PROBLEM REQUIREMENTS: Can you copy out the entries below, replacing "bounding boxes" with "box coordinates" wherever it appears and leaving everything else unchanged?

TASK INPUTS:
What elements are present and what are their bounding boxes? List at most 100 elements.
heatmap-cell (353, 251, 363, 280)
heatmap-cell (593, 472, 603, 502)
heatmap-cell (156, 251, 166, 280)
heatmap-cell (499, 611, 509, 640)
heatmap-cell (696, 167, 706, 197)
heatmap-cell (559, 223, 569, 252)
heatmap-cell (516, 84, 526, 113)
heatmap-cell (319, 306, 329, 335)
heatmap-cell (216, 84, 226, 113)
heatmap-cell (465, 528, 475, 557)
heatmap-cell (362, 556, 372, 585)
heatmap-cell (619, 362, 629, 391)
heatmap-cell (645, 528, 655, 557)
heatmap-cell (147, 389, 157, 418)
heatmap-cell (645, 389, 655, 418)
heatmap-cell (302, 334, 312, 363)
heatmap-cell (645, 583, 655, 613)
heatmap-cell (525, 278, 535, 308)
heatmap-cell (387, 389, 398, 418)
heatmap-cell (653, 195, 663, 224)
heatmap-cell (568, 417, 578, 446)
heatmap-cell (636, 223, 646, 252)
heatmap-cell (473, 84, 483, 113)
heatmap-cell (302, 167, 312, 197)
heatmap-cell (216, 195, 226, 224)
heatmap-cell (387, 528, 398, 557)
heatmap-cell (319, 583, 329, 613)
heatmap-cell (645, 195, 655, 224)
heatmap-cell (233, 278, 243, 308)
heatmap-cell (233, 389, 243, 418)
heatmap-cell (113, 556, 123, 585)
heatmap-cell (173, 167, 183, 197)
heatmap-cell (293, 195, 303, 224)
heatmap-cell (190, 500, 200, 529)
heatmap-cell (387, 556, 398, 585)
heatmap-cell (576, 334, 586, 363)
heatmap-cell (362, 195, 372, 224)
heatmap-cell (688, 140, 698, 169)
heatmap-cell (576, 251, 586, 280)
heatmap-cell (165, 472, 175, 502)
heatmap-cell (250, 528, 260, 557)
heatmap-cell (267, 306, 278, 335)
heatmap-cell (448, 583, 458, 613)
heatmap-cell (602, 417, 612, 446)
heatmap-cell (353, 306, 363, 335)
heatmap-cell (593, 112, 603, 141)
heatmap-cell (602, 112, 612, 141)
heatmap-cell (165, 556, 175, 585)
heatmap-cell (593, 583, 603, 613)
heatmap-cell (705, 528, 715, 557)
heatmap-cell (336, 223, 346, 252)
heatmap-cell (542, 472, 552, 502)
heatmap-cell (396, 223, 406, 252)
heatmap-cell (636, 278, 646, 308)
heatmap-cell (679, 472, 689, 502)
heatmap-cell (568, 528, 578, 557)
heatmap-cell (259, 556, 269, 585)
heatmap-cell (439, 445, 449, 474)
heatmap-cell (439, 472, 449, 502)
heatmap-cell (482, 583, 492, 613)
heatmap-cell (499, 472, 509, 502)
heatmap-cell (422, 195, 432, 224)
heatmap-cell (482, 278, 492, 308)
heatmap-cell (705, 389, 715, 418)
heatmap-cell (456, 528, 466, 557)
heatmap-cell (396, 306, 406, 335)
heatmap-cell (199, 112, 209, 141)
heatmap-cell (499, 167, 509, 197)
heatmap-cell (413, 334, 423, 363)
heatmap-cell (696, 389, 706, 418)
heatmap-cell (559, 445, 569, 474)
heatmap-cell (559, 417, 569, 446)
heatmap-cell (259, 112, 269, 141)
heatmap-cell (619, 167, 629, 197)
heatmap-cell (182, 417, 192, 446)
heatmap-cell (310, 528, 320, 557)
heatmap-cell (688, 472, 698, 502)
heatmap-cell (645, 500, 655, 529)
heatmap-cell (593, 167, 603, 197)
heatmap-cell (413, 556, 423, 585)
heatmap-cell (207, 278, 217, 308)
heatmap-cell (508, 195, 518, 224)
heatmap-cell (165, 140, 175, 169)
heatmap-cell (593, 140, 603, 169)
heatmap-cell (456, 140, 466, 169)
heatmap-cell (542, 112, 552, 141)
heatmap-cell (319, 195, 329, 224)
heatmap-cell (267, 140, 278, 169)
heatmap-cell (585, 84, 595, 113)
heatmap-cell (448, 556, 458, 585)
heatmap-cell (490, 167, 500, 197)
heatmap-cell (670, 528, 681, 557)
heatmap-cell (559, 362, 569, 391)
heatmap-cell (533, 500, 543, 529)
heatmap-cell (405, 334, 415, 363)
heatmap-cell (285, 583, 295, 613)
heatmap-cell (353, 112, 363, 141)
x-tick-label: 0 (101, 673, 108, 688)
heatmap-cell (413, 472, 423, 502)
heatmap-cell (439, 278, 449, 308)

WRITTEN ANSWER:
What elements are present and what are their box coordinates? List at most 100 elements.
heatmap-cell (353, 251, 363, 280)
heatmap-cell (593, 472, 603, 502)
heatmap-cell (156, 251, 166, 280)
heatmap-cell (499, 611, 509, 640)
heatmap-cell (696, 167, 706, 197)
heatmap-cell (559, 223, 569, 252)
heatmap-cell (516, 84, 526, 113)
heatmap-cell (319, 306, 329, 335)
heatmap-cell (216, 84, 226, 113)
heatmap-cell (465, 528, 475, 557)
heatmap-cell (362, 556, 372, 585)
heatmap-cell (619, 362, 629, 391)
heatmap-cell (645, 528, 655, 557)
heatmap-cell (147, 389, 157, 418)
heatmap-cell (645, 389, 655, 418)
heatmap-cell (302, 334, 312, 363)
heatmap-cell (645, 583, 655, 613)
heatmap-cell (525, 278, 535, 308)
heatmap-cell (387, 389, 398, 418)
heatmap-cell (653, 195, 663, 224)
heatmap-cell (568, 417, 578, 446)
heatmap-cell (636, 223, 646, 252)
heatmap-cell (473, 84, 483, 113)
heatmap-cell (302, 167, 312, 197)
heatmap-cell (216, 195, 226, 224)
heatmap-cell (387, 528, 398, 557)
heatmap-cell (319, 583, 329, 613)
heatmap-cell (645, 195, 655, 224)
heatmap-cell (233, 278, 243, 308)
heatmap-cell (233, 389, 243, 418)
heatmap-cell (113, 556, 123, 585)
heatmap-cell (173, 167, 183, 197)
heatmap-cell (293, 195, 303, 224)
heatmap-cell (190, 500, 200, 529)
heatmap-cell (387, 556, 398, 585)
heatmap-cell (576, 334, 586, 363)
heatmap-cell (362, 195, 372, 224)
heatmap-cell (688, 140, 698, 169)
heatmap-cell (576, 251, 586, 280)
heatmap-cell (165, 472, 175, 502)
heatmap-cell (250, 528, 260, 557)
heatmap-cell (267, 306, 278, 335)
heatmap-cell (448, 583, 458, 613)
heatmap-cell (602, 417, 612, 446)
heatmap-cell (353, 306, 363, 335)
heatmap-cell (593, 112, 603, 141)
heatmap-cell (602, 112, 612, 141)
heatmap-cell (165, 556, 175, 585)
heatmap-cell (593, 583, 603, 613)
heatmap-cell (705, 528, 715, 557)
heatmap-cell (336, 223, 346, 252)
heatmap-cell (542, 472, 552, 502)
heatmap-cell (396, 223, 406, 252)
heatmap-cell (636, 278, 646, 308)
heatmap-cell (679, 472, 689, 502)
heatmap-cell (568, 528, 578, 557)
heatmap-cell (259, 556, 269, 585)
heatmap-cell (439, 445, 449, 474)
heatmap-cell (439, 472, 449, 502)
heatmap-cell (482, 583, 492, 613)
heatmap-cell (499, 472, 509, 502)
heatmap-cell (422, 195, 432, 224)
heatmap-cell (482, 278, 492, 308)
heatmap-cell (705, 389, 715, 418)
heatmap-cell (456, 528, 466, 557)
heatmap-cell (396, 306, 406, 335)
heatmap-cell (199, 112, 209, 141)
heatmap-cell (499, 167, 509, 197)
heatmap-cell (413, 334, 423, 363)
heatmap-cell (696, 389, 706, 418)
heatmap-cell (559, 445, 569, 474)
heatmap-cell (559, 417, 569, 446)
heatmap-cell (259, 112, 269, 141)
heatmap-cell (619, 167, 629, 197)
heatmap-cell (182, 417, 192, 446)
heatmap-cell (310, 528, 320, 557)
heatmap-cell (688, 472, 698, 502)
heatmap-cell (645, 500, 655, 529)
heatmap-cell (593, 167, 603, 197)
heatmap-cell (413, 556, 423, 585)
heatmap-cell (207, 278, 217, 308)
heatmap-cell (508, 195, 518, 224)
heatmap-cell (165, 140, 175, 169)
heatmap-cell (593, 140, 603, 169)
heatmap-cell (456, 140, 466, 169)
heatmap-cell (542, 112, 552, 141)
heatmap-cell (319, 195, 329, 224)
heatmap-cell (267, 140, 278, 169)
heatmap-cell (585, 84, 595, 113)
heatmap-cell (448, 556, 458, 585)
heatmap-cell (490, 167, 500, 197)
heatmap-cell (670, 528, 681, 557)
heatmap-cell (559, 362, 569, 391)
heatmap-cell (533, 500, 543, 529)
heatmap-cell (405, 334, 415, 363)
heatmap-cell (285, 583, 295, 613)
heatmap-cell (353, 112, 363, 141)
x-tick-label: 0 (101, 673, 108, 688)
heatmap-cell (413, 472, 423, 502)
heatmap-cell (439, 278, 449, 308)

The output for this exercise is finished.